[What to work on]
Print the entries below word for word; the pictures stay out of your copy.

═════ Records for this task ═════

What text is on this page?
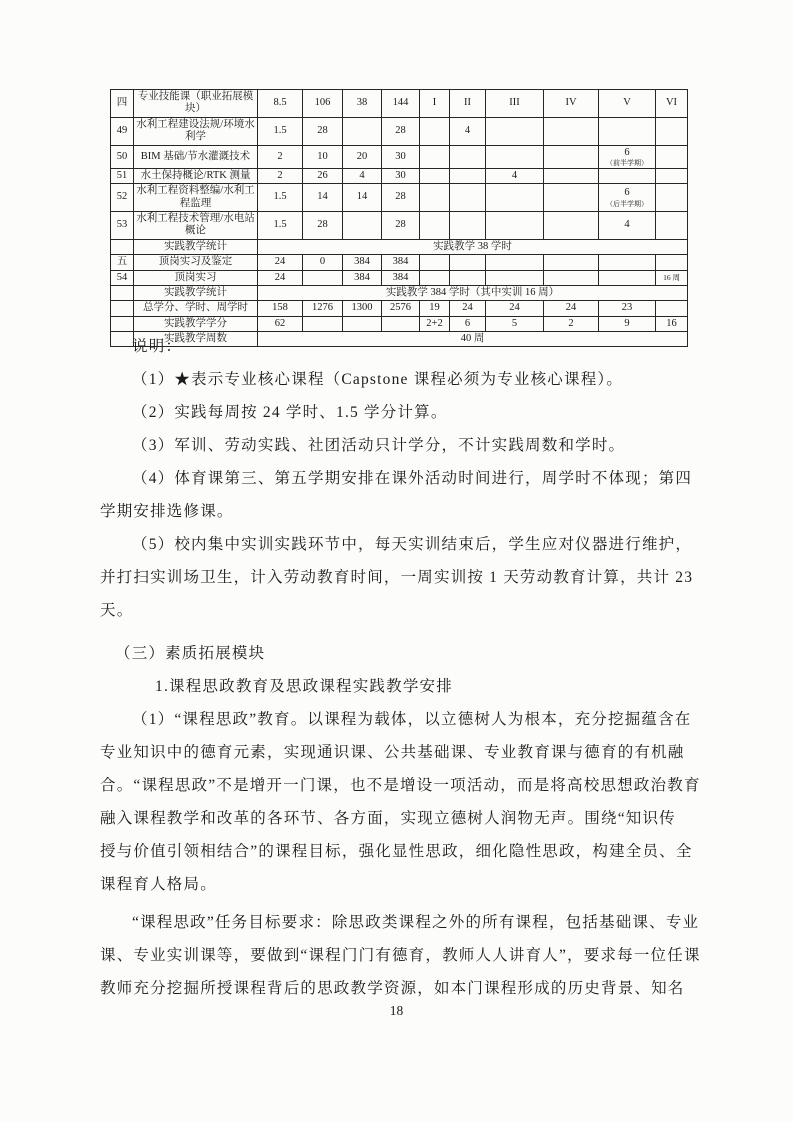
四	专业技能课（职业拓展模块）	8.5	106	38	144	I	II	III	IV	V	VI
49	水利工程建设法规/环境水利学	1.5	28		28		4				
50	BIM 基础/节水灌溉技术	2	10	20	30					6
（前半学期）	

51	水土保持概论/RTK 测量	2	26	4	30			4			
52	水利工程资料整编/水利工程监理	1.5	14	14	28					6
（后半学期）	

53	水利工程技术管理/水电站概论	1.5	28		28					4	
	实践教学统计	实践教学 38 学时									
五	顶岗实习及鉴定	24	0	384	384						
54	顶岗实习	24		384	384						16 周
	实践教学统计	实践教学 384 学时（其中实训 16 周）									
	总学分、学时、周学时	158	1276	1300	2576	19	24	24	24	23	
	实践教学学分	62				2+2	6	5	2	9	16
	实践教学周数	40 周									
说明：
（1）★表示专业核心课程（Capstone 课程必须为专业核心课程）。
（2）实践每周按 24 学时、1.5 学分计算。
（3）军训、劳动实践、社团活动只计学分，不计实践周数和学时。
（4）体育课第三、第五学期安排在课外活动时间进行，周学时不体现；第四
学期安排选修课。
（5）校内集中实训实践环节中，每天实训结束后，学生应对仪器进行维护，
并打扫实训场卫生，计入劳动教育时间，一周实训按 1 天劳动教育计算，共计 23
天。
（三）素质拓展模块
1.课程思政教育及思政课程实践教学安排
（1）“课程思政”教育。以课程为载体，以立德树人为根本，充分挖掘蕴含在
专业知识中的德育元素，实现通识课、公共基础课、专业教育课与德育的有机融
合。“课程思政”不是增开一门课，也不是增设一项活动，而是将高校思想政治教育
融入课程教学和改革的各环节、各方面，实现立德树人润物无声。围绕“知识传
授与价值引领相结合”的课程目标，强化显性思政，细化隐性思政，构建全员、全
课程育人格局。
“课程思政”任务目标要求：除思政类课程之外的所有课程，包括基础课、专业
课、专业实训课等，要做到“课程门门有德育，教师人人讲育人”，要求每一位任课
教师充分挖掘所授课程背后的思政教学资源，如本门课程形成的历史背景、知名
18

═════

[Final result]
What text is on this page?
四	专业技能课（职业拓展模块）	8.5	106	38	144	I	II	III	IV	V	VI
49	水利工程建设法规/环境水利学	1.5	28		28		4				
50	BIM 基础/节水灌溉技术	2	10	20	30					6
（前半学期）	

51	水土保持概论/RTK 测量	2	26	4	30			4			
52	水利工程资料整编/水利工程监理	1.5	14	14	28					6
（后半学期）	

53	水利工程技术管理/水电站概论	1.5	28		28					4	
	实践教学统计	实践教学 38 学时									
五	顶岗实习及鉴定	24	0	384	384						
54	顶岗实习	24		384	384						16 周
	实践教学统计	实践教学 384 学时（其中实训 16 周）									
	总学分、学时、周学时	158	1276	1300	2576	19	24	24	24	23	
	实践教学学分	62				2+2	6	5	2	9	16
	实践教学周数	40 周									
说明：
（1）★表示专业核心课程（Capstone 课程必须为专业核心课程）。
（2）实践每周按 24 学时、1.5 学分计算。
（3）军训、劳动实践、社团活动只计学分，不计实践周数和学时。
（4）体育课第三、第五学期安排在课外活动时间进行，周学时不体现；第四
学期安排选修课。
（5）校内集中实训实践环节中，每天实训结束后，学生应对仪器进行维护，
并打扫实训场卫生，计入劳动教育时间，一周实训按 1 天劳动教育计算，共计 23
天。
（三）素质拓展模块
1.课程思政教育及思政课程实践教学安排
（1）“课程思政”教育。以课程为载体，以立德树人为根本，充分挖掘蕴含在
专业知识中的德育元素，实现通识课、公共基础课、专业教育课与德育的有机融
合。“课程思政”不是增开一门课，也不是增设一项活动，而是将高校思想政治教育
融入课程教学和改革的各环节、各方面，实现立德树人润物无声。围绕“知识传
授与价值引领相结合”的课程目标，强化显性思政，细化隐性思政，构建全员、全
课程育人格局。
“课程思政”任务目标要求：除思政类课程之外的所有课程，包括基础课、专业
课、专业实训课等，要做到“课程门门有德育，教师人人讲育人”，要求每一位任课
教师充分挖掘所授课程背后的思政教学资源，如本门课程形成的历史背景、知名
18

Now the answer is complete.